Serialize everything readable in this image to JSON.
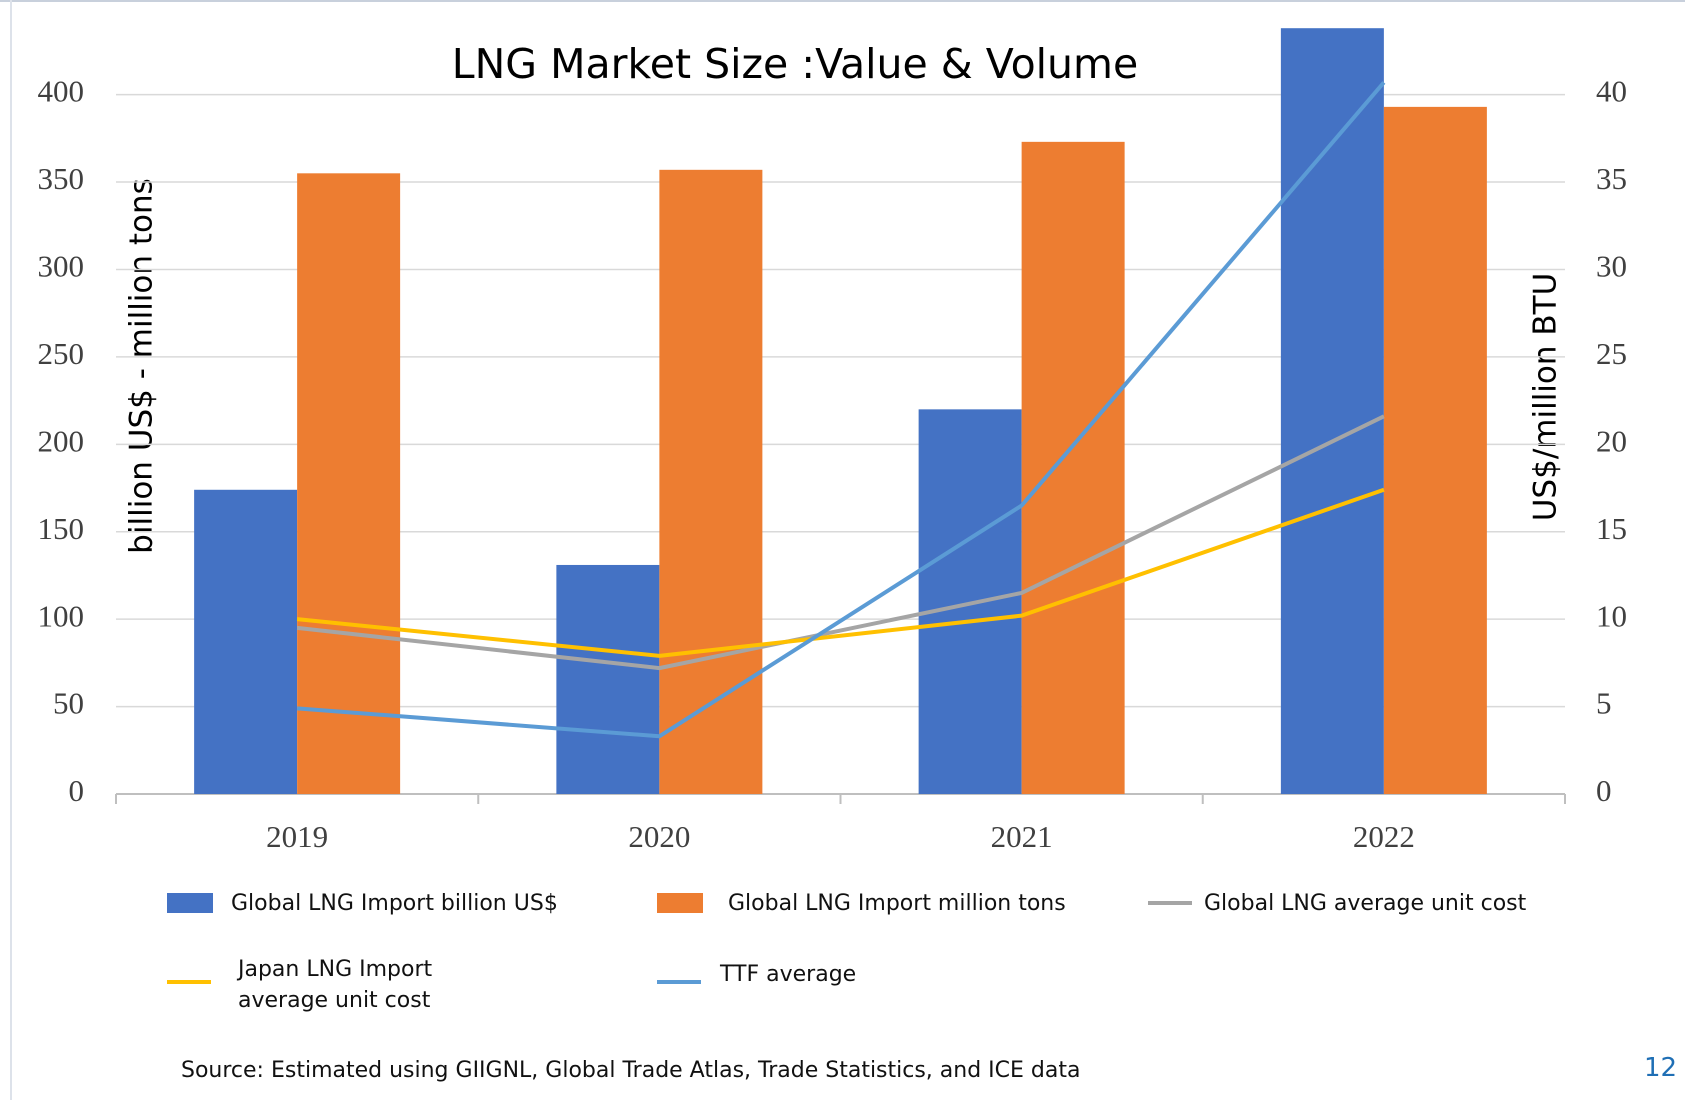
{
  "chart_data": {
    "type": "bar_line",
    "title": "LNG Market Size :Value & Volume",
    "y_label": "billion US$ - million tons",
    "y2_label": "US$/million BTU",
    "categories": [
      "2019",
      "2020",
      "2021",
      "2022"
    ],
    "ylim": [
      0,
      440
    ],
    "yticks": [
      0,
      50,
      100,
      150,
      200,
      250,
      300,
      350,
      400
    ],
    "y2lim": [
      0,
      44
    ],
    "y2ticks": [
      0,
      5,
      10,
      15,
      20,
      25,
      30,
      35,
      40
    ],
    "grid": true,
    "series": [
      {
        "name": "Global LNG Import billion US$",
        "type": "bar",
        "color": "#4472c4",
        "values": [
          174,
          131,
          220,
          438
        ]
      },
      {
        "name": "Global LNG Import million tons",
        "type": "bar",
        "color": "#ed7d31",
        "values": [
          355,
          357,
          373,
          393
        ]
      },
      {
        "name": "Global LNG average unit cost",
        "type": "line",
        "axis": "y2",
        "color": "#a5a5a5",
        "values": [
          9.5,
          7.2,
          11.5,
          21.6
        ]
      },
      {
        "name": "Japan LNG Import average unit cost",
        "type": "line",
        "axis": "y2",
        "color": "#ffc000",
        "values": [
          10.0,
          7.9,
          10.2,
          17.4
        ]
      },
      {
        "name": "TTF average",
        "type": "line",
        "axis": "y2",
        "color": "#5b9bd5",
        "values": [
          4.9,
          3.3,
          16.5,
          40.7
        ]
      }
    ]
  },
  "source": "Source: Estimated using GIIGNL, Global Trade Atlas, Trade Statistics, and ICE data",
  "page_number": "12"
}
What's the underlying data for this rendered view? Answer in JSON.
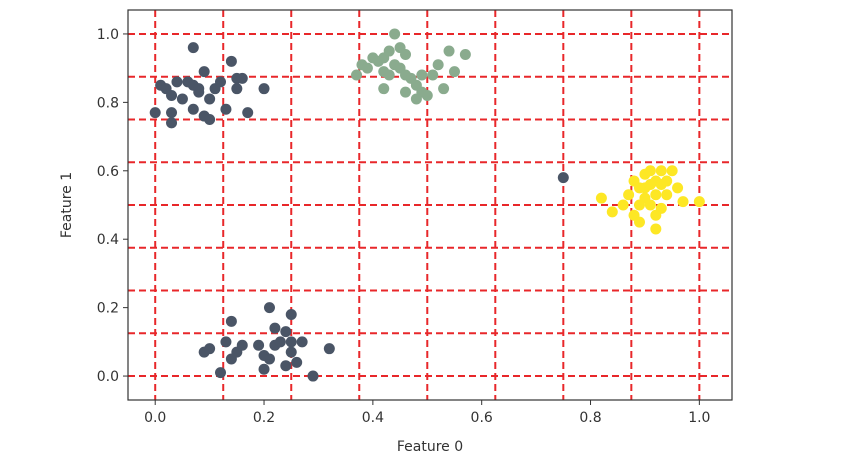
{
  "chart_data": {
    "type": "scatter",
    "xlabel": "Feature 0",
    "ylabel": "Feature 1",
    "xlim": [
      -0.05,
      1.06
    ],
    "ylim": [
      -0.07,
      1.07
    ],
    "x_ticks": [
      0.0,
      0.2,
      0.4,
      0.6,
      0.8,
      1.0
    ],
    "x_tick_labels": [
      "0.0",
      "0.2",
      "0.4",
      "0.6",
      "0.8",
      "1.0"
    ],
    "y_ticks": [
      0.0,
      0.2,
      0.4,
      0.6,
      0.8,
      1.0
    ],
    "y_tick_labels": [
      "0.0",
      "0.2",
      "0.4",
      "0.6",
      "0.8",
      "1.0"
    ],
    "grid": {
      "style": "dashed",
      "color": "#e8272a",
      "x_lines": [
        0.0,
        0.125,
        0.25,
        0.375,
        0.5,
        0.625,
        0.75,
        0.875,
        1.0
      ],
      "y_lines": [
        0.0,
        0.125,
        0.25,
        0.375,
        0.5,
        0.625,
        0.75,
        0.875,
        1.0
      ]
    },
    "series": [
      {
        "color": "#4a5566",
        "points": [
          [
            0.0,
            0.77
          ],
          [
            0.01,
            0.85
          ],
          [
            0.02,
            0.84
          ],
          [
            0.03,
            0.82
          ],
          [
            0.03,
            0.77
          ],
          [
            0.03,
            0.74
          ],
          [
            0.04,
            0.86
          ],
          [
            0.06,
            0.86
          ],
          [
            0.07,
            0.96
          ],
          [
            0.07,
            0.85
          ],
          [
            0.07,
            0.78
          ],
          [
            0.08,
            0.83
          ],
          [
            0.09,
            0.89
          ],
          [
            0.09,
            0.76
          ],
          [
            0.1,
            0.75
          ],
          [
            0.1,
            0.81
          ],
          [
            0.11,
            0.84
          ],
          [
            0.12,
            0.86
          ],
          [
            0.13,
            0.78
          ],
          [
            0.14,
            0.92
          ],
          [
            0.15,
            0.87
          ],
          [
            0.15,
            0.84
          ],
          [
            0.16,
            0.87
          ],
          [
            0.17,
            0.77
          ],
          [
            0.2,
            0.84
          ],
          [
            0.08,
            0.84
          ],
          [
            0.05,
            0.81
          ],
          [
            0.09,
            0.07
          ],
          [
            0.1,
            0.08
          ],
          [
            0.12,
            0.01
          ],
          [
            0.13,
            0.1
          ],
          [
            0.14,
            0.05
          ],
          [
            0.14,
            0.16
          ],
          [
            0.15,
            0.07
          ],
          [
            0.16,
            0.09
          ],
          [
            0.19,
            0.09
          ],
          [
            0.2,
            0.02
          ],
          [
            0.2,
            0.06
          ],
          [
            0.21,
            0.2
          ],
          [
            0.22,
            0.14
          ],
          [
            0.22,
            0.09
          ],
          [
            0.23,
            0.1
          ],
          [
            0.24,
            0.03
          ],
          [
            0.24,
            0.13
          ],
          [
            0.25,
            0.18
          ],
          [
            0.25,
            0.07
          ],
          [
            0.25,
            0.1
          ],
          [
            0.26,
            0.04
          ],
          [
            0.27,
            0.1
          ],
          [
            0.29,
            0.0
          ],
          [
            0.32,
            0.08
          ],
          [
            0.21,
            0.05
          ],
          [
            0.75,
            0.58
          ]
        ]
      },
      {
        "color": "#8aab8e",
        "points": [
          [
            0.37,
            0.88
          ],
          [
            0.38,
            0.91
          ],
          [
            0.39,
            0.9
          ],
          [
            0.4,
            0.93
          ],
          [
            0.41,
            0.92
          ],
          [
            0.42,
            0.93
          ],
          [
            0.42,
            0.89
          ],
          [
            0.42,
            0.84
          ],
          [
            0.43,
            0.95
          ],
          [
            0.43,
            0.88
          ],
          [
            0.44,
            1.0
          ],
          [
            0.44,
            0.91
          ],
          [
            0.45,
            0.96
          ],
          [
            0.45,
            0.9
          ],
          [
            0.46,
            0.94
          ],
          [
            0.46,
            0.88
          ],
          [
            0.46,
            0.83
          ],
          [
            0.47,
            0.87
          ],
          [
            0.48,
            0.85
          ],
          [
            0.49,
            0.88
          ],
          [
            0.49,
            0.83
          ],
          [
            0.5,
            0.82
          ],
          [
            0.51,
            0.88
          ],
          [
            0.52,
            0.91
          ],
          [
            0.53,
            0.84
          ],
          [
            0.54,
            0.95
          ],
          [
            0.55,
            0.89
          ],
          [
            0.57,
            0.94
          ],
          [
            0.48,
            0.81
          ]
        ]
      },
      {
        "color": "#fde725",
        "points": [
          [
            0.82,
            0.52
          ],
          [
            0.84,
            0.48
          ],
          [
            0.86,
            0.5
          ],
          [
            0.87,
            0.53
          ],
          [
            0.88,
            0.47
          ],
          [
            0.88,
            0.57
          ],
          [
            0.89,
            0.5
          ],
          [
            0.89,
            0.45
          ],
          [
            0.9,
            0.55
          ],
          [
            0.9,
            0.52
          ],
          [
            0.9,
            0.59
          ],
          [
            0.91,
            0.6
          ],
          [
            0.91,
            0.56
          ],
          [
            0.91,
            0.5
          ],
          [
            0.92,
            0.57
          ],
          [
            0.92,
            0.53
          ],
          [
            0.92,
            0.43
          ],
          [
            0.93,
            0.6
          ],
          [
            0.93,
            0.56
          ],
          [
            0.93,
            0.49
          ],
          [
            0.94,
            0.53
          ],
          [
            0.94,
            0.57
          ],
          [
            0.95,
            0.6
          ],
          [
            0.96,
            0.55
          ],
          [
            0.97,
            0.51
          ],
          [
            1.0,
            0.51
          ],
          [
            0.89,
            0.55
          ],
          [
            0.92,
            0.47
          ]
        ]
      }
    ]
  }
}
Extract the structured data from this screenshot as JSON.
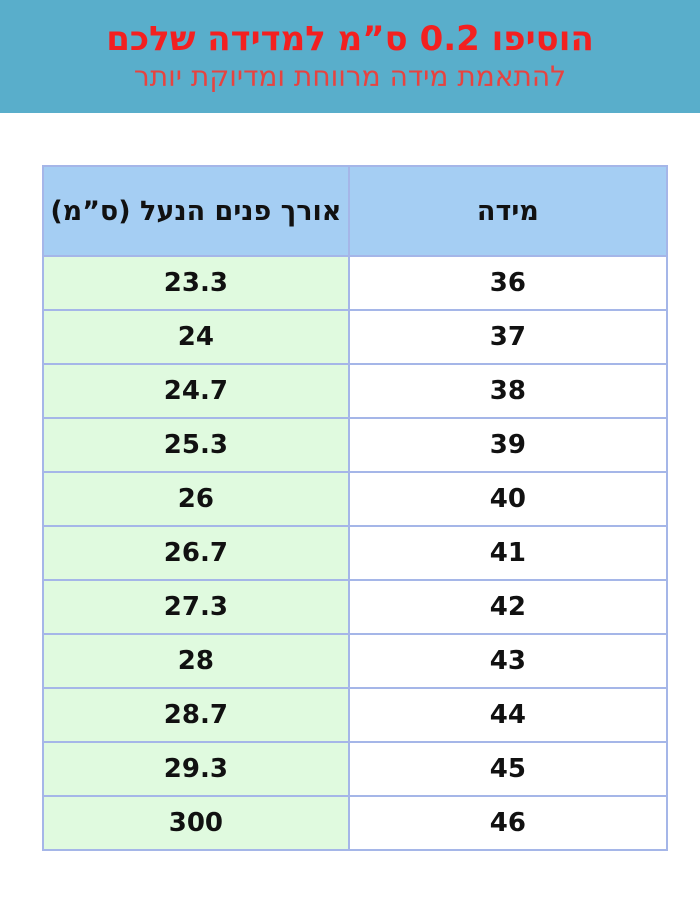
{
  "banner": {
    "title": "הוסיפו 0.2 ס”מ למדידה שלכם",
    "subtitle": "להתאמת מידה מרווחת ומדיוקת יותר"
  },
  "table": {
    "columns": [
      {
        "key": "size",
        "label": "מידה"
      },
      {
        "key": "length",
        "label": "אורך פנים הנעל  (ס”מ)"
      }
    ],
    "rows": [
      {
        "size": "36",
        "length": "23.3"
      },
      {
        "size": "37",
        "length": "24"
      },
      {
        "size": "38",
        "length": "24.7"
      },
      {
        "size": "39",
        "length": "25.3"
      },
      {
        "size": "40",
        "length": "26"
      },
      {
        "size": "41",
        "length": "26.7"
      },
      {
        "size": "42",
        "length": "27.3"
      },
      {
        "size": "43",
        "length": "28"
      },
      {
        "size": "44",
        "length": "28.7"
      },
      {
        "size": "45",
        "length": "29.3"
      },
      {
        "size": "46",
        "length": "300"
      }
    ]
  },
  "chart_data": {
    "type": "table",
    "title": "הוסיפו 0.2 ס”מ למדידה שלכם",
    "subtitle": "להתאמת מידה מרווחת ומדיוקת יותר",
    "columns": [
      "מידה",
      "אורך פנים הנעל  (ס”מ)"
    ],
    "categories": [
      "36",
      "37",
      "38",
      "39",
      "40",
      "41",
      "42",
      "43",
      "44",
      "45",
      "46"
    ],
    "values": [
      23.3,
      24,
      24.7,
      25.3,
      26,
      26.7,
      27.3,
      28,
      28.7,
      29.3,
      300
    ]
  },
  "colors": {
    "banner_bg": "#59AECB",
    "title_red": "#F32020",
    "subtitle_red": "#E74340",
    "header_bg": "#A5CEF3",
    "length_cell_bg": "#E0FADF",
    "grid_border": "#A5B6E8",
    "text": "#111111"
  }
}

━━━━━━━━━━━━━━━━

YOUR OBJECTIVE: Examine the records and pull out every line where the string "מרווחת" occurs.

RESPONSE TO THIS EXERCISE:
    "subtitle": "להתאמת מידה מרווחת ומדיוקת יותר"
    "subtitle": "להתאמת מידה מרווחת ומדיוקת יותר",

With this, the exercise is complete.